──────── Supplied entries

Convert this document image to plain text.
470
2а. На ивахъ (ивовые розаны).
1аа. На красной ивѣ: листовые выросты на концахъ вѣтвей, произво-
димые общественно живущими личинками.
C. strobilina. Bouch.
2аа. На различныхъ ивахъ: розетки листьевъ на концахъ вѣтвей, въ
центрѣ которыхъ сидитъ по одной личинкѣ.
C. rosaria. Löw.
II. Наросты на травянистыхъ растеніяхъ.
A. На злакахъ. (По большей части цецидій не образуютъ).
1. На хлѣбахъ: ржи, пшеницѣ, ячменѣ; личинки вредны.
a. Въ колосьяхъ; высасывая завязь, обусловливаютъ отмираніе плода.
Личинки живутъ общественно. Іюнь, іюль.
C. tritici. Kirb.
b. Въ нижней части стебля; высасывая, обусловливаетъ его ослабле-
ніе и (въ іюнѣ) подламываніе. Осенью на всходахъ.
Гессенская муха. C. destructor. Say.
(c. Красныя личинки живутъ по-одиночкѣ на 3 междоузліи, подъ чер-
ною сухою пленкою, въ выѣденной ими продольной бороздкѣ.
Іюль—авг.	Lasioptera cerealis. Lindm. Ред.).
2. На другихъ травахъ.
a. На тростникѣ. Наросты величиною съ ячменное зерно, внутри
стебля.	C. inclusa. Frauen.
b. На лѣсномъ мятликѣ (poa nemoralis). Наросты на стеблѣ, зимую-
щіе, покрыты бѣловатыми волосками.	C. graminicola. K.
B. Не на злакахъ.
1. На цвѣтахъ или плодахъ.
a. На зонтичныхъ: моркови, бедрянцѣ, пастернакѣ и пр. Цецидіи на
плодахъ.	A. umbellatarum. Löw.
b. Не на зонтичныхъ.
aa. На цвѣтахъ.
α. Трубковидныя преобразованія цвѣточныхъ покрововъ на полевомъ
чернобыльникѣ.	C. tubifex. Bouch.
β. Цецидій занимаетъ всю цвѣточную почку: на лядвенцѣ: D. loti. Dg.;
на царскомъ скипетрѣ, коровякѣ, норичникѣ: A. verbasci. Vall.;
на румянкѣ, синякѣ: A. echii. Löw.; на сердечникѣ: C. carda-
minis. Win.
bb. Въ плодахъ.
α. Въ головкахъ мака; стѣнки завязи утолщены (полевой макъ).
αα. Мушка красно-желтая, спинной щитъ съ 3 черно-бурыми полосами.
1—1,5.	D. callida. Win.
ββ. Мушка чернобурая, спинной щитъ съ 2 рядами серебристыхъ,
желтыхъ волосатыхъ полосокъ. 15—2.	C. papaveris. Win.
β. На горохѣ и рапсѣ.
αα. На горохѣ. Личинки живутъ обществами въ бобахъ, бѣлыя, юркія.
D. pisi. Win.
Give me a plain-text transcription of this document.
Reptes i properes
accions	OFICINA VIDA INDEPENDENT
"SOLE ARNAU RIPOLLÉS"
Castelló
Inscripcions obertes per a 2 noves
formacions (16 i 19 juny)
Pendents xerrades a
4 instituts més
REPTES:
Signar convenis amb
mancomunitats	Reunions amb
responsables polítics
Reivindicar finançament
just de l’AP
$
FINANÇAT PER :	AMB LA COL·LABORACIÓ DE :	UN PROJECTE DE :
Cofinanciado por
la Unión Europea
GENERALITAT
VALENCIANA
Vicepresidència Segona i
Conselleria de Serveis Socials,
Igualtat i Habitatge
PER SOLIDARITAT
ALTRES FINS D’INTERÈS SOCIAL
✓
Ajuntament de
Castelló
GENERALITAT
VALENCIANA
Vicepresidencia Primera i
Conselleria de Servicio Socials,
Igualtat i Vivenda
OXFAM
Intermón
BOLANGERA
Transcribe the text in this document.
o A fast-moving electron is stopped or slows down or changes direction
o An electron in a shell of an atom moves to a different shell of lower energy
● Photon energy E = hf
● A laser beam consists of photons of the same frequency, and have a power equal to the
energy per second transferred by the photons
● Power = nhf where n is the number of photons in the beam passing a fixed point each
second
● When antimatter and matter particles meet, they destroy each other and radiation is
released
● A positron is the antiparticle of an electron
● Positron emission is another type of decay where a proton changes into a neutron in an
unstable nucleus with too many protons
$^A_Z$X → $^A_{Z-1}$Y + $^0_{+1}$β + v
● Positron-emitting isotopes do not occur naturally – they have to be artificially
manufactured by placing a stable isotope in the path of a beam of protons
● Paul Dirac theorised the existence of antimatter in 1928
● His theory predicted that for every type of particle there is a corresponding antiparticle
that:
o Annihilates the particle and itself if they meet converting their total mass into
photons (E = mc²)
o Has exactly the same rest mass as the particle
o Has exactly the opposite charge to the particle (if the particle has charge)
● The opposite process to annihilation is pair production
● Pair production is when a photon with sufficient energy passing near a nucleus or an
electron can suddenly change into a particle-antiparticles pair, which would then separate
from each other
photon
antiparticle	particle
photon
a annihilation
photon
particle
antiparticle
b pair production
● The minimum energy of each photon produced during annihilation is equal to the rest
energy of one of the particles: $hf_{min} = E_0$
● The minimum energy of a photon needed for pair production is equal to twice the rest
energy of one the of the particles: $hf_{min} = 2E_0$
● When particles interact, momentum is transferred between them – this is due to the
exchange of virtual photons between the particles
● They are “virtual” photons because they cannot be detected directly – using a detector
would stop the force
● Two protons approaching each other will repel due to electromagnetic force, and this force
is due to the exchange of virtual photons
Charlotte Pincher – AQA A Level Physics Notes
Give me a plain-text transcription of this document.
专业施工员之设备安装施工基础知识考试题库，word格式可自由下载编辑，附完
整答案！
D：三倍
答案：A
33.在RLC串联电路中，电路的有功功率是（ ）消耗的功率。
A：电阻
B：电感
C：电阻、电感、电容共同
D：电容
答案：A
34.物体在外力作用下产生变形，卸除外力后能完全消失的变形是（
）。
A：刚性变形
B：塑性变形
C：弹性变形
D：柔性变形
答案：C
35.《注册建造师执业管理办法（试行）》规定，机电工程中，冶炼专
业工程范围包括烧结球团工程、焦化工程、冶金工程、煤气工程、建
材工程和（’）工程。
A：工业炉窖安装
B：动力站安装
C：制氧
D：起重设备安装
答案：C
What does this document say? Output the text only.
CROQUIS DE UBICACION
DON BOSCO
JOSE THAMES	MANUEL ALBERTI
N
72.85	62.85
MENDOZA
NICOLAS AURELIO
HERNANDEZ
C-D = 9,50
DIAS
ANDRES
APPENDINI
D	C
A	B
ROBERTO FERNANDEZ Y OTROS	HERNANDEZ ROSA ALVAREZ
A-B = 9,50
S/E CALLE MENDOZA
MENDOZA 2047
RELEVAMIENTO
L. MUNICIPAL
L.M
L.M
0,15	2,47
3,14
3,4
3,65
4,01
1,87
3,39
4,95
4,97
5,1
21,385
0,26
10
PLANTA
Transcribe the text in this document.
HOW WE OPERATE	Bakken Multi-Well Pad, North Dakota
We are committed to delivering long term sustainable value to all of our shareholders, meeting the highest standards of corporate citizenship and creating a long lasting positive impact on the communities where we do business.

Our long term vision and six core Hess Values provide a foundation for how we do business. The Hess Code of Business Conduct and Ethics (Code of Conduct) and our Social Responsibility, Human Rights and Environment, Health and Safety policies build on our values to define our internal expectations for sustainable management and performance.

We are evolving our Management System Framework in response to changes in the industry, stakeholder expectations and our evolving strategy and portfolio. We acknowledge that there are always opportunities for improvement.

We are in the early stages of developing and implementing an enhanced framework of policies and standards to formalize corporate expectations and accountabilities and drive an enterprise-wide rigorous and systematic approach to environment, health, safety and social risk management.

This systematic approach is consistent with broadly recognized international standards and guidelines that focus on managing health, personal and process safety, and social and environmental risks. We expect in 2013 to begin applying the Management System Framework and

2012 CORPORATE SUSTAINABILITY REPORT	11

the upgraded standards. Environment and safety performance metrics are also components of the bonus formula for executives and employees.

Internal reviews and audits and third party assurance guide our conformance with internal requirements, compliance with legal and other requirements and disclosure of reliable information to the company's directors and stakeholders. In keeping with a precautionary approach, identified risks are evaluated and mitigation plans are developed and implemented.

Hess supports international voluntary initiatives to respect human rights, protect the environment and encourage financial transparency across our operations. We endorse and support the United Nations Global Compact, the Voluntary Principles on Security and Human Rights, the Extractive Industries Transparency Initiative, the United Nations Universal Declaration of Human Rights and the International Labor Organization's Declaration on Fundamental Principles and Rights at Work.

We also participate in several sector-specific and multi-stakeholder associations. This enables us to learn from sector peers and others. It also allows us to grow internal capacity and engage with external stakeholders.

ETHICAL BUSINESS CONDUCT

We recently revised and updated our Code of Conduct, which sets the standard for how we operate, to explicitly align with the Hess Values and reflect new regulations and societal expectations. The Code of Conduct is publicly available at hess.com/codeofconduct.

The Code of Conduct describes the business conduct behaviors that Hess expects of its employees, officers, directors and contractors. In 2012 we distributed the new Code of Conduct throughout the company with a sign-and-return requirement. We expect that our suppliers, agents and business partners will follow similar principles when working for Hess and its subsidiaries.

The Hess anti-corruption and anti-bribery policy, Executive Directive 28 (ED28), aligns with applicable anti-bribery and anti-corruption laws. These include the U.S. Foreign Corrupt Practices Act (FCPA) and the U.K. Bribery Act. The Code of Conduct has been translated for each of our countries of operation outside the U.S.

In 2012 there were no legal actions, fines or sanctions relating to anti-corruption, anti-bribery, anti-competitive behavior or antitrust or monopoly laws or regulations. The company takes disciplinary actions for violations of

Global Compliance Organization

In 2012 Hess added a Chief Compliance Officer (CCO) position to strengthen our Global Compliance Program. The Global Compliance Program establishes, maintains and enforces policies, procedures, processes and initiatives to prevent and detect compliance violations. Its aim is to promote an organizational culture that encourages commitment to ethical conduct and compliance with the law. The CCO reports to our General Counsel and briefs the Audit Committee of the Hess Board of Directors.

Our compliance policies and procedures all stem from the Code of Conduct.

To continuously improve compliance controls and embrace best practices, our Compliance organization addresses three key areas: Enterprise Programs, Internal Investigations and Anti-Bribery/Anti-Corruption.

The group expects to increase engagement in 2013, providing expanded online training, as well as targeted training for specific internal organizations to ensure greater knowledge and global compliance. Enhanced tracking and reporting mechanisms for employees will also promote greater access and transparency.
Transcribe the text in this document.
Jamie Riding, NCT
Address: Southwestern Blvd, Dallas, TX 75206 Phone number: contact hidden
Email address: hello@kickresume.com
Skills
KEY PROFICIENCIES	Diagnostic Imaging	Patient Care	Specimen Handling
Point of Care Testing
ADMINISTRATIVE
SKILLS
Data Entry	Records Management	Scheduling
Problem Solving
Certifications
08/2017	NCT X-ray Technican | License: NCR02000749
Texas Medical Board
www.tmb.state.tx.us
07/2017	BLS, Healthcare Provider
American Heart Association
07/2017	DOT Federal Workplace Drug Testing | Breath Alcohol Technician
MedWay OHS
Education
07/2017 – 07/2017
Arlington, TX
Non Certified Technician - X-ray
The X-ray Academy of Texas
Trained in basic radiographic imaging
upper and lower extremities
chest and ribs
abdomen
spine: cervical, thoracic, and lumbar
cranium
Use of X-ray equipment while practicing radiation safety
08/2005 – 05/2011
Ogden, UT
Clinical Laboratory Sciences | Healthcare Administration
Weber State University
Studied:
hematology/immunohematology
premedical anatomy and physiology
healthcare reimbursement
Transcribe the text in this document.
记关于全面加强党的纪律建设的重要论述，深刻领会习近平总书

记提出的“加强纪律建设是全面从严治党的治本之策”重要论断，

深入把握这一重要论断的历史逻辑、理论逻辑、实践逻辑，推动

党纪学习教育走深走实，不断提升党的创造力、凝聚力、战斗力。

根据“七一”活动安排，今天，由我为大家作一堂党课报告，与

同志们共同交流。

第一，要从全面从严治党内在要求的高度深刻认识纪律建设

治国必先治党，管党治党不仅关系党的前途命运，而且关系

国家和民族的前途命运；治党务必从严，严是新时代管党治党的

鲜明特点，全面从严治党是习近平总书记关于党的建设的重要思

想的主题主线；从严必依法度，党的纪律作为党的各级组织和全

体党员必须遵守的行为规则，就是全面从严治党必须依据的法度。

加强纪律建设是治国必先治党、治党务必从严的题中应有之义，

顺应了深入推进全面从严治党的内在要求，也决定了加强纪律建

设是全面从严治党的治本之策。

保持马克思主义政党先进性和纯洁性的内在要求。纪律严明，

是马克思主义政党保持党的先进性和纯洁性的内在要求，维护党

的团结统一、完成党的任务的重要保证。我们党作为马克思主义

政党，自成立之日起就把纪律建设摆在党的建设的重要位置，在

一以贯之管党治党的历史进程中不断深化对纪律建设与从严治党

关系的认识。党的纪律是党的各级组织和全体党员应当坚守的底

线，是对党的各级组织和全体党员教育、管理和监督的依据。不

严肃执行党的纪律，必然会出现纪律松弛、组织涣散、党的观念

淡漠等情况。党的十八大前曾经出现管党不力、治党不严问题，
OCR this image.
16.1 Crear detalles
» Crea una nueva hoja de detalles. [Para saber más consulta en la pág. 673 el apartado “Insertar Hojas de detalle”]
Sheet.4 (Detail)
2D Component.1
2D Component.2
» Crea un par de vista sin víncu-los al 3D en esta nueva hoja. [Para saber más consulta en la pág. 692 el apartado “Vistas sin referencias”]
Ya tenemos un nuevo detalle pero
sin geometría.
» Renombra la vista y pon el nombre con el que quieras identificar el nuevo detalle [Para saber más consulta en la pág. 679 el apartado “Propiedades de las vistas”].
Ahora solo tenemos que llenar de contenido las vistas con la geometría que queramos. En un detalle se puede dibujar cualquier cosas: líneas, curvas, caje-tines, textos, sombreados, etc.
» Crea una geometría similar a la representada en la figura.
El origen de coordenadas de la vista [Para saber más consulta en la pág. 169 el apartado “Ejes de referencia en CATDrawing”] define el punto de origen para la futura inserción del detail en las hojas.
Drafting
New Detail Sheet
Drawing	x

────────────────

- Problem requirements:
Gather every line containing the word "would" and copy it.

- Exercise solution:
electron can suddenly change into a particle-antiparticles pair, which would then separate
would stop the force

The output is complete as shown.